Dataset items:
--*--

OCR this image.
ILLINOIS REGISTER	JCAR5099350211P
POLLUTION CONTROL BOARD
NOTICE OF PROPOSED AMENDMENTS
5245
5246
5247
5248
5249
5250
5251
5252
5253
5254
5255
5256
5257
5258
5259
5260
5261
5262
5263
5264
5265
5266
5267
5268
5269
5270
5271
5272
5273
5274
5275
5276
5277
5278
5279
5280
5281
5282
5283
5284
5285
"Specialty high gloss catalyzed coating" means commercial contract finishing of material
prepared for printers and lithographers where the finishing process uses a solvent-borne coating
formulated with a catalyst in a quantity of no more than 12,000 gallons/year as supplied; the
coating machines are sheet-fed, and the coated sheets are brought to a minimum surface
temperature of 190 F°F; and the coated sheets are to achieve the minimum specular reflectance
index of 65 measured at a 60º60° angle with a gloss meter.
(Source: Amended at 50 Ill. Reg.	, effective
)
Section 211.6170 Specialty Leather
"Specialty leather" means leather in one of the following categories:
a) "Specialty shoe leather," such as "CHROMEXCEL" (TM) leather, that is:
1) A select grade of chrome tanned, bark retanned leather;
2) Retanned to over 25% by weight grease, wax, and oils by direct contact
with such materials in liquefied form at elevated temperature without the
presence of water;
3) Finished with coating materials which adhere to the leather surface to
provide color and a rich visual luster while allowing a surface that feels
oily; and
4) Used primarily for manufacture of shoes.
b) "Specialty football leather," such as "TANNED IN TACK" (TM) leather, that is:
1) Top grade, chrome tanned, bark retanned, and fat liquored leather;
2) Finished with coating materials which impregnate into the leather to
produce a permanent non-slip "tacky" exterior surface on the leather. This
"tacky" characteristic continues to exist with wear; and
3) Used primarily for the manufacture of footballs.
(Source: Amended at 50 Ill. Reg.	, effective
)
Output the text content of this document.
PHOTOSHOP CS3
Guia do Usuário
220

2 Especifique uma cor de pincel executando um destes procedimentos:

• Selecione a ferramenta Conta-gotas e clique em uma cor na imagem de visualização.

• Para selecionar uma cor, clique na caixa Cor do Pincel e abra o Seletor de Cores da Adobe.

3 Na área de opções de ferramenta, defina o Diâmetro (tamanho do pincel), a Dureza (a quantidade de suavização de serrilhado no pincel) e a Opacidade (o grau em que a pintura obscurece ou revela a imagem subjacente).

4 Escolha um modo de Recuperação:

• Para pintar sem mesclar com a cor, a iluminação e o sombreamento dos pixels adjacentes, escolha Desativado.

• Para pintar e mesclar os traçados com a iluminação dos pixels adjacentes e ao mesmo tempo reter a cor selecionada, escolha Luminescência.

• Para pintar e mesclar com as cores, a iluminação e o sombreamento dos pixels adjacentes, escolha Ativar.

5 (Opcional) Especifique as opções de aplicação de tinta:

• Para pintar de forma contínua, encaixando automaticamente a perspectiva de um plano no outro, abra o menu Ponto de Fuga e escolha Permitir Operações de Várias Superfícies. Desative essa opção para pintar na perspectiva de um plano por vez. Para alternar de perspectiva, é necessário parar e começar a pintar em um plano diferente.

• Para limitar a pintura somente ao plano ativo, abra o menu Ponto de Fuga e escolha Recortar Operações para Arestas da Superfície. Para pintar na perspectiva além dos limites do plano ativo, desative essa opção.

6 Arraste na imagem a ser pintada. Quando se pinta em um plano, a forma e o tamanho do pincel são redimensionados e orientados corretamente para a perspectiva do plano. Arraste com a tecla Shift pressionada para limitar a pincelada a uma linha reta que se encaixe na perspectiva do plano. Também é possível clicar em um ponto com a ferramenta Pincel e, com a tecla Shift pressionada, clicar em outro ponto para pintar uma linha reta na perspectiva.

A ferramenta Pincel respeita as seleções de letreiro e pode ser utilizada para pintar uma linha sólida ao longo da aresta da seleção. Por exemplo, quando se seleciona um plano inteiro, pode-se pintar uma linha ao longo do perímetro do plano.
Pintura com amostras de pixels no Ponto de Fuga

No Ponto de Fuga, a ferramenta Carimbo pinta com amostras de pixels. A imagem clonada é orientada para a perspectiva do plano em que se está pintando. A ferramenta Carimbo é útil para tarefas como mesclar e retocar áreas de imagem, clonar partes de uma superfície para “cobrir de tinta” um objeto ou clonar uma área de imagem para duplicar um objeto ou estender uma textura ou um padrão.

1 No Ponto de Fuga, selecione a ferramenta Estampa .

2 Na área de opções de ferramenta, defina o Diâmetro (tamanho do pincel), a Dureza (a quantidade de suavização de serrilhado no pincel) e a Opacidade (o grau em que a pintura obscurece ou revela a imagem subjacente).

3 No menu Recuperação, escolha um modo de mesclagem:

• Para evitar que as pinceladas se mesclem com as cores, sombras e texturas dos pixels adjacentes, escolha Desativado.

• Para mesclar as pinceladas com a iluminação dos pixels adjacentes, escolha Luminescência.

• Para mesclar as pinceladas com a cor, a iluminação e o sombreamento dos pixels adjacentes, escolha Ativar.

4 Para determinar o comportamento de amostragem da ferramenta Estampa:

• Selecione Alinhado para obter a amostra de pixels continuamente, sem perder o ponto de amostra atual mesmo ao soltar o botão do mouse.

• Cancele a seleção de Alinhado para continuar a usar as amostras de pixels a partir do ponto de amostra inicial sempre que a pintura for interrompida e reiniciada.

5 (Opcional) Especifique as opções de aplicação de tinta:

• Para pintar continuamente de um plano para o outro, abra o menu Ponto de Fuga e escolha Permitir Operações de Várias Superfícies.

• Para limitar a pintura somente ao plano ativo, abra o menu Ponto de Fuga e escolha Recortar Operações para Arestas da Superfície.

--*--

## What is being asked
Return the lines above exactly, keeping every word.

## Output below
OCR this image.
ILLINOIS REGISTER	JCAR5099350211P
POLLUTION CONTROL BOARD
NOTICE OF PROPOSED AMENDMENTS
5245
5246
5247
5248
5249
5250
5251
5252
5253
5254
5255
5256
5257
5258
5259
5260
5261
5262
5263
5264
5265
5266
5267
5268
5269
5270
5271
5272
5273
5274
5275
5276
5277
5278
5279
5280
5281
5282
5283
5284
5285
"Specialty high gloss catalyzed coating" means commercial contract finishing of material
prepared for printers and lithographers where the finishing process uses a solvent-borne coating
formulated with a catalyst in a quantity of no more than 12,000 gallons/year as supplied; the
coating machines are sheet-fed, and the coated sheets are brought to a minimum surface
temperature of 190 F°F; and the coated sheets are to achieve the minimum specular reflectance
index of 65 measured at a 60º60° angle with a gloss meter.
(Source: Amended at 50 Ill. Reg.	, effective
)
Section 211.6170 Specialty Leather
"Specialty leather" means leather in one of the following categories:
a) "Specialty shoe leather," such as "CHROMEXCEL" (TM) leather, that is:
1) A select grade of chrome tanned, bark retanned leather;
2) Retanned to over 25% by weight grease, wax, and oils by direct contact
with such materials in liquefied form at elevated temperature without the
presence of water;
3) Finished with coating materials which adhere to the leather surface to
provide color and a rich visual luster while allowing a surface that feels
oily; and
4) Used primarily for manufacture of shoes.
b) "Specialty football leather," such as "TANNED IN TACK" (TM) leather, that is:
1) Top grade, chrome tanned, bark retanned, and fat liquored leather;
2) Finished with coating materials which impregnate into the leather to
produce a permanent non-slip "tacky" exterior surface on the leather. This
"tacky" characteristic continues to exist with wear; and
3) Used primarily for the manufacture of footballs.
(Source: Amended at 50 Ill. Reg.	, effective
)
Output the text content of this document.
PHOTOSHOP CS3
Guia do Usuário
220

2 Especifique uma cor de pincel executando um destes procedimentos:

• Selecione a ferramenta Conta-gotas e clique em uma cor na imagem de visualização.

• Para selecionar uma cor, clique na caixa Cor do Pincel e abra o Seletor de Cores da Adobe.

3 Na área de opções de ferramenta, defina o Diâmetro (tamanho do pincel), a Dureza (a quantidade de suavização de serrilhado no pincel) e a Opacidade (o grau em que a pintura obscurece ou revela a imagem subjacente).

4 Escolha um modo de Recuperação:

• Para pintar sem mesclar com a cor, a iluminação e o sombreamento dos pixels adjacentes, escolha Desativado.

• Para pintar e mesclar os traçados com a iluminação dos pixels adjacentes e ao mesmo tempo reter a cor selecionada, escolha Luminescência.

• Para pintar e mesclar com as cores, a iluminação e o sombreamento dos pixels adjacentes, escolha Ativar.

5 (Opcional) Especifique as opções de aplicação de tinta:

• Para pintar de forma contínua, encaixando automaticamente a perspectiva de um plano no outro, abra o menu Ponto de Fuga e escolha Permitir Operações de Várias Superfícies. Desative essa opção para pintar na perspectiva de um plano por vez. Para alternar de perspectiva, é necessário parar e começar a pintar em um plano diferente.

• Para limitar a pintura somente ao plano ativo, abra o menu Ponto de Fuga e escolha Recortar Operações para Arestas da Superfície. Para pintar na perspectiva além dos limites do plano ativo, desative essa opção.

6 Arraste na imagem a ser pintada. Quando se pinta em um plano, a forma e o tamanho do pincel são redimensionados e orientados corretamente para a perspectiva do plano. Arraste com a tecla Shift pressionada para limitar a pincelada a uma linha reta que se encaixe na perspectiva do plano. Também é possível clicar em um ponto com a ferramenta Pincel e, com a tecla Shift pressionada, clicar em outro ponto para pintar uma linha reta na perspectiva.

A ferramenta Pincel respeita as seleções de letreiro e pode ser utilizada para pintar uma linha sólida ao longo da aresta da seleção. Por exemplo, quando se seleciona um plano inteiro, pode-se pintar uma linha ao longo do perímetro do plano.
Pintura com amostras de pixels no Ponto de Fuga

No Ponto de Fuga, a ferramenta Carimbo pinta com amostras de pixels. A imagem clonada é orientada para a perspectiva do plano em que se está pintando. A ferramenta Carimbo é útil para tarefas como mesclar e retocar áreas de imagem, clonar partes de uma superfície para “cobrir de tinta” um objeto ou clonar uma área de imagem para duplicar um objeto ou estender uma textura ou um padrão.

1 No Ponto de Fuga, selecione a ferramenta Estampa .

2 Na área de opções de ferramenta, defina o Diâmetro (tamanho do pincel), a Dureza (a quantidade de suavização de serrilhado no pincel) e a Opacidade (o grau em que a pintura obscurece ou revela a imagem subjacente).

3 No menu Recuperação, escolha um modo de mesclagem:

• Para evitar que as pinceladas se mesclem com as cores, sombras e texturas dos pixels adjacentes, escolha Desativado.

• Para mesclar as pinceladas com a iluminação dos pixels adjacentes, escolha Luminescência.

• Para mesclar as pinceladas com a cor, a iluminação e o sombreamento dos pixels adjacentes, escolha Ativar.

4 Para determinar o comportamento de amostragem da ferramenta Estampa:

• Selecione Alinhado para obter a amostra de pixels continuamente, sem perder o ponto de amostra atual mesmo ao soltar o botão do mouse.

• Cancele a seleção de Alinhado para continuar a usar as amostras de pixels a partir do ponto de amostra inicial sempre que a pintura for interrompida e reiniciada.

5 (Opcional) Especifique as opções de aplicação de tinta:

• Para pintar continuamente de um plano para o outro, abra o menu Ponto de Fuga e escolha Permitir Operações de Várias Superfícies.

• Para limitar a pintura somente ao plano ativo, abra o menu Ponto de Fuga e escolha Recortar Operações para Arestas da Superfície.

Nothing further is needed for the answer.